PROBLEM TO SOLVE: Output all of the records exactly as written.

DATASET:
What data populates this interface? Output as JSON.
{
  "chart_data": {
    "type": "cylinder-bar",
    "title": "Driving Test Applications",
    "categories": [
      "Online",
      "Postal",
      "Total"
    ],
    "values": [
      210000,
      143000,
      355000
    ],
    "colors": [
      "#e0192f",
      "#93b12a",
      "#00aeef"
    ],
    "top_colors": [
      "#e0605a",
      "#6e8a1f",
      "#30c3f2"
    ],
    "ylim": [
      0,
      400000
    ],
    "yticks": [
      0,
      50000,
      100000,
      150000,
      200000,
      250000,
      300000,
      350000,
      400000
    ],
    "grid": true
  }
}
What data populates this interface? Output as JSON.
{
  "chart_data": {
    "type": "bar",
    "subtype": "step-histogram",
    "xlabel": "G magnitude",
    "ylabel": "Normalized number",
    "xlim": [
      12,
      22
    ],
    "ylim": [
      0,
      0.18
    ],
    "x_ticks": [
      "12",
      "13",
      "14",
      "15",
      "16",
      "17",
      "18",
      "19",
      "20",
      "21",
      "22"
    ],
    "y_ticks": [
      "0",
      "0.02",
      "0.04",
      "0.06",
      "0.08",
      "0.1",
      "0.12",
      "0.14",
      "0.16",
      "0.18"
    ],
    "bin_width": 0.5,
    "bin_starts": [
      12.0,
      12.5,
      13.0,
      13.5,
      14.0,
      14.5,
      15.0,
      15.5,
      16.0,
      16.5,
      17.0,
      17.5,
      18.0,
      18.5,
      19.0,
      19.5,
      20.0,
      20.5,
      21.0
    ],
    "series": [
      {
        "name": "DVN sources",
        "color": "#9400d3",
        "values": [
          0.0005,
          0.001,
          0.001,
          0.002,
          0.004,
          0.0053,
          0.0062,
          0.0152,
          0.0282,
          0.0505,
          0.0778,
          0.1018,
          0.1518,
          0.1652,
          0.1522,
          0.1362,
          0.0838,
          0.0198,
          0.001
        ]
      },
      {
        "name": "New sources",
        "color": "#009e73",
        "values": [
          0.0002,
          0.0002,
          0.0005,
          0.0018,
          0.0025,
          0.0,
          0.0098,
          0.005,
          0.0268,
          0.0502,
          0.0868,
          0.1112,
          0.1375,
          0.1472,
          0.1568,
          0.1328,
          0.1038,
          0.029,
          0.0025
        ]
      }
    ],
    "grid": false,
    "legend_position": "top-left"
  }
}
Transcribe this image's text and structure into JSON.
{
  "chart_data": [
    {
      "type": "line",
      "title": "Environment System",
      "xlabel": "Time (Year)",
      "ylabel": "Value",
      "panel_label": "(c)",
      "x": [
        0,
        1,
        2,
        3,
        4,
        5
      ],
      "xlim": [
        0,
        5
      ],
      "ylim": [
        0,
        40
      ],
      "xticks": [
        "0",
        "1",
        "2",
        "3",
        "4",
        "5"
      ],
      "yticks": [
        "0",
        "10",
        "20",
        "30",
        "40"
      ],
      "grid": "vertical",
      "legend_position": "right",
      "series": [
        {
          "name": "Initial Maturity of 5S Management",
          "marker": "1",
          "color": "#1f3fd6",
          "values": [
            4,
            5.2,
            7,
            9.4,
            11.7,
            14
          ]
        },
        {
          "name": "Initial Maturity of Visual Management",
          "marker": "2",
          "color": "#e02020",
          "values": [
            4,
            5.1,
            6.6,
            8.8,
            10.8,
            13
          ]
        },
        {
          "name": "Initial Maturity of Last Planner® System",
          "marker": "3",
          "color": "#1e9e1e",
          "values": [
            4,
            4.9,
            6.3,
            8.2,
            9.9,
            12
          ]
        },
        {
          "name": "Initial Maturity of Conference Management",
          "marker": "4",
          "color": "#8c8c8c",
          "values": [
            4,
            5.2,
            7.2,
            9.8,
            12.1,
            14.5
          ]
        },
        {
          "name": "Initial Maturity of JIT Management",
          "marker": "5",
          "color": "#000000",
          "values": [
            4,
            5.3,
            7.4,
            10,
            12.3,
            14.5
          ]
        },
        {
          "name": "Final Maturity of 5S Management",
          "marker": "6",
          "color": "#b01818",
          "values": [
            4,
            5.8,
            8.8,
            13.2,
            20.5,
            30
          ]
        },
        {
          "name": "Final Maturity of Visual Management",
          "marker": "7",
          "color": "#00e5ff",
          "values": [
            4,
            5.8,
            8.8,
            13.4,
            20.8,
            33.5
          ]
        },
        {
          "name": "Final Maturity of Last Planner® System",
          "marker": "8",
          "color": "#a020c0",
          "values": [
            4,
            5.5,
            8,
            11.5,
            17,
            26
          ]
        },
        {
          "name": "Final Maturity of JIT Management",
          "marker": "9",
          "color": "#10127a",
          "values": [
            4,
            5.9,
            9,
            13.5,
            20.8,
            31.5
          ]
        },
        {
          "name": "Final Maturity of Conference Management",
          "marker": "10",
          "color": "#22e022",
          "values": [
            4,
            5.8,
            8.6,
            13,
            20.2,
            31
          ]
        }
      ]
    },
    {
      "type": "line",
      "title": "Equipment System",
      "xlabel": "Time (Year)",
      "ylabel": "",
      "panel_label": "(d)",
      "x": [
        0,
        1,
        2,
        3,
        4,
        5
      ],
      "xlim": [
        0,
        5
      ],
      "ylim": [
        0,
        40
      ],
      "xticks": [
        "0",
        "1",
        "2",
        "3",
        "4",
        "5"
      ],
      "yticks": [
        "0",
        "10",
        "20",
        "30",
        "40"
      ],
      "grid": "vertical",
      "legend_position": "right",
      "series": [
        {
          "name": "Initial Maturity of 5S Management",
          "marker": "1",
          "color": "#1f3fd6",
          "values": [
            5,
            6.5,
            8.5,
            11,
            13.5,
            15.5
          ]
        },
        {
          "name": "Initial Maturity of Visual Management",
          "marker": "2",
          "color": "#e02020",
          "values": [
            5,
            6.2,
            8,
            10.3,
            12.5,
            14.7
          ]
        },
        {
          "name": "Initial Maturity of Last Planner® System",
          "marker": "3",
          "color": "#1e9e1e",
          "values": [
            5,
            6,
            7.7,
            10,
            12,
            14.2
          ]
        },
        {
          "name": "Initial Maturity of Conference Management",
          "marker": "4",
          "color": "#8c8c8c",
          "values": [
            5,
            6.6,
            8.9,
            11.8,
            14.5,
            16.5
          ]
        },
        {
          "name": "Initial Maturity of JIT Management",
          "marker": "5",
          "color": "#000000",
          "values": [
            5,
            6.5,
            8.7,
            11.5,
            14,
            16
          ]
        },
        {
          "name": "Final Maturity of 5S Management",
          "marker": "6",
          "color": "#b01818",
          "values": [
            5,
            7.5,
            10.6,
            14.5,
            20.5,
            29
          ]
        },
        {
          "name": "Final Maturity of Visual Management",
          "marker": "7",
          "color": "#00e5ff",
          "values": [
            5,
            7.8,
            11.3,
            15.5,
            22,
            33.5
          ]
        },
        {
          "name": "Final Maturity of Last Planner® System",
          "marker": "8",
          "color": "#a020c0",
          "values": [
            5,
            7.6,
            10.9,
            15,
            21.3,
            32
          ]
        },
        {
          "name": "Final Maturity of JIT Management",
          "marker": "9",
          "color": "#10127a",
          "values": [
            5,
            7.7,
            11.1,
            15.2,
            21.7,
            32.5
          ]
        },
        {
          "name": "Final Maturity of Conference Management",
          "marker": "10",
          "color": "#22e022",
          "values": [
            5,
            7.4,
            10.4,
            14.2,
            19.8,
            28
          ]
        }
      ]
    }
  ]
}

ANSWER TO THIS TASK:
What data populates this interface? Output as JSON.
{
  "chart_data": {
    "type": "cylinder-bar",
    "title": "Driving Test Applications",
    "categories": [
      "Online",
      "Postal",
      "Total"
    ],
    "values": [
      210000,
      143000,
      355000
    ],
    "colors": [
      "#e0192f",
      "#93b12a",
      "#00aeef"
    ],
    "top_colors": [
      "#e0605a",
      "#6e8a1f",
      "#30c3f2"
    ],
    "ylim": [
      0,
      400000
    ],
    "yticks": [
      0,
      50000,
      100000,
      150000,
      200000,
      250000,
      300000,
      350000,
      400000
    ],
    "grid": true
  }
}
What data populates this interface? Output as JSON.
{
  "chart_data": {
    "type": "bar",
    "subtype": "step-histogram",
    "xlabel": "G magnitude",
    "ylabel": "Normalized number",
    "xlim": [
      12,
      22
    ],
    "ylim": [
      0,
      0.18
    ],
    "x_ticks": [
      "12",
      "13",
      "14",
      "15",
      "16",
      "17",
      "18",
      "19",
      "20",
      "21",
      "22"
    ],
    "y_ticks": [
      "0",
      "0.02",
      "0.04",
      "0.06",
      "0.08",
      "0.1",
      "0.12",
      "0.14",
      "0.16",
      "0.18"
    ],
    "bin_width": 0.5,
    "bin_starts": [
      12.0,
      12.5,
      13.0,
      13.5,
      14.0,
      14.5,
      15.0,
      15.5,
      16.0,
      16.5,
      17.0,
      17.5,
      18.0,
      18.5,
      19.0,
      19.5,
      20.0,
      20.5,
      21.0
    ],
    "series": [
      {
        "name": "DVN sources",
        "color": "#9400d3",
        "values": [
          0.0005,
          0.001,
          0.001,
          0.002,
          0.004,
          0.0053,
          0.0062,
          0.0152,
          0.0282,
          0.0505,
          0.0778,
          0.1018,
          0.1518,
          0.1652,
          0.1522,
          0.1362,
          0.0838,
          0.0198,
          0.001
        ]
      },
      {
        "name": "New sources",
        "color": "#009e73",
        "values": [
          0.0002,
          0.0002,
          0.0005,
          0.0018,
          0.0025,
          0.0,
          0.0098,
          0.005,
          0.0268,
          0.0502,
          0.0868,
          0.1112,
          0.1375,
          0.1472,
          0.1568,
          0.1328,
          0.1038,
          0.029,
          0.0025
        ]
      }
    ],
    "grid": false,
    "legend_position": "top-left"
  }
}
Transcribe this image's text and structure into JSON.
{
  "chart_data": [
    {
      "type": "line",
      "title": "Environment System",
      "xlabel": "Time (Year)",
      "ylabel": "Value",
      "panel_label": "(c)",
      "x": [
        0,
        1,
        2,
        3,
        4,
        5
      ],
      "xlim": [
        0,
        5
      ],
      "ylim": [
        0,
        40
      ],
      "xticks": [
        "0",
        "1",
        "2",
        "3",
        "4",
        "5"
      ],
      "yticks": [
        "0",
        "10",
        "20",
        "30",
        "40"
      ],
      "grid": "vertical",
      "legend_position": "right",
      "series": [
        {
          "name": "Initial Maturity of 5S Management",
          "marker": "1",
          "color": "#1f3fd6",
          "values": [
            4,
            5.2,
            7,
            9.4,
            11.7,
            14
          ]
        },
        {
          "name": "Initial Maturity of Visual Management",
          "marker": "2",
          "color": "#e02020",
          "values": [
            4,
            5.1,
            6.6,
            8.8,
            10.8,
            13
          ]
        },
        {
          "name": "Initial Maturity of Last Planner® System",
          "marker": "3",
          "color": "#1e9e1e",
          "values": [
            4,
            4.9,
            6.3,
            8.2,
            9.9,
            12
          ]
        },
        {
          "name": "Initial Maturity of Conference Management",
          "marker": "4",
          "color": "#8c8c8c",
          "values": [
            4,
            5.2,
            7.2,
            9.8,
            12.1,
            14.5
          ]
        },
        {
          "name": "Initial Maturity of JIT Management",
          "marker": "5",
          "color": "#000000",
          "values": [
            4,
            5.3,
            7.4,
            10,
            12.3,
            14.5
          ]
        },
        {
          "name": "Final Maturity of 5S Management",
          "marker": "6",
          "color": "#b01818",
          "values": [
            4,
            5.8,
            8.8,
            13.2,
            20.5,
            30
          ]
        },
        {
          "name": "Final Maturity of Visual Management",
          "marker": "7",
          "color": "#00e5ff",
          "values": [
            4,
            5.8,
            8.8,
            13.4,
            20.8,
            33.5
          ]
        },
        {
          "name": "Final Maturity of Last Planner® System",
          "marker": "8",
          "color": "#a020c0",
          "values": [
            4,
            5.5,
            8,
            11.5,
            17,
            26
          ]
        },
        {
          "name": "Final Maturity of JIT Management",
          "marker": "9",
          "color": "#10127a",
          "values": [
            4,
            5.9,
            9,
            13.5,
            20.8,
            31.5
          ]
        },
        {
          "name": "Final Maturity of Conference Management",
          "marker": "10",
          "color": "#22e022",
          "values": [
            4,
            5.8,
            8.6,
            13,
            20.2,
            31
          ]
        }
      ]
    },
    {
      "type": "line",
      "title": "Equipment System",
      "xlabel": "Time (Year)",
      "ylabel": "",
      "panel_label": "(d)",
      "x": [
        0,
        1,
        2,
        3,
        4,
        5
      ],
      "xlim": [
        0,
        5
      ],
      "ylim": [
        0,
        40
      ],
      "xticks": [
        "0",
        "1",
        "2",
        "3",
        "4",
        "5"
      ],
      "yticks": [
        "0",
        "10",
        "20",
        "30",
        "40"
      ],
      "grid": "vertical",
      "legend_position": "right",
      "series": [
        {
          "name": "Initial Maturity of 5S Management",
          "marker": "1",
          "color": "#1f3fd6",
          "values": [
            5,
            6.5,
            8.5,
            11,
            13.5,
            15.5
          ]
        },
        {
          "name": "Initial Maturity of Visual Management",
          "marker": "2",
          "color": "#e02020",
          "values": [
            5,
            6.2,
            8,
            10.3,
            12.5,
            14.7
          ]
        },
        {
          "name": "Initial Maturity of Last Planner® System",
          "marker": "3",
          "color": "#1e9e1e",
          "values": [
            5,
            6,
            7.7,
            10,
            12,
            14.2
          ]
        },
        {
          "name": "Initial Maturity of Conference Management",
          "marker": "4",
          "color": "#8c8c8c",
          "values": [
            5,
            6.6,
            8.9,
            11.8,
            14.5,
            16.5
          ]
        },
        {
          "name": "Initial Maturity of JIT Management",
          "marker": "5",
          "color": "#000000",
          "values": [
            5,
            6.5,
            8.7,
            11.5,
            14,
            16
          ]
        },
        {
          "name": "Final Maturity of 5S Management",
          "marker": "6",
          "color": "#b01818",
          "values": [
            5,
            7.5,
            10.6,
            14.5,
            20.5,
            29
          ]
        },
        {
          "name": "Final Maturity of Visual Management",
          "marker": "7",
          "color": "#00e5ff",
          "values": [
            5,
            7.8,
            11.3,
            15.5,
            22,
            33.5
          ]
        },
        {
          "name": "Final Maturity of Last Planner® System",
          "marker": "8",
          "color": "#a020c0",
          "values": [
            5,
            7.6,
            10.9,
            15,
            21.3,
            32
          ]
        },
        {
          "name": "Final Maturity of JIT Management",
          "marker": "9",
          "color": "#10127a",
          "values": [
            5,
            7.7,
            11.1,
            15.2,
            21.7,
            32.5
          ]
        },
        {
          "name": "Final Maturity of Conference Management",
          "marker": "10",
          "color": "#22e022",
          "values": [
            5,
            7.4,
            10.4,
            14.2,
            19.8,
            28
          ]
        }
      ]
    }
  ]
}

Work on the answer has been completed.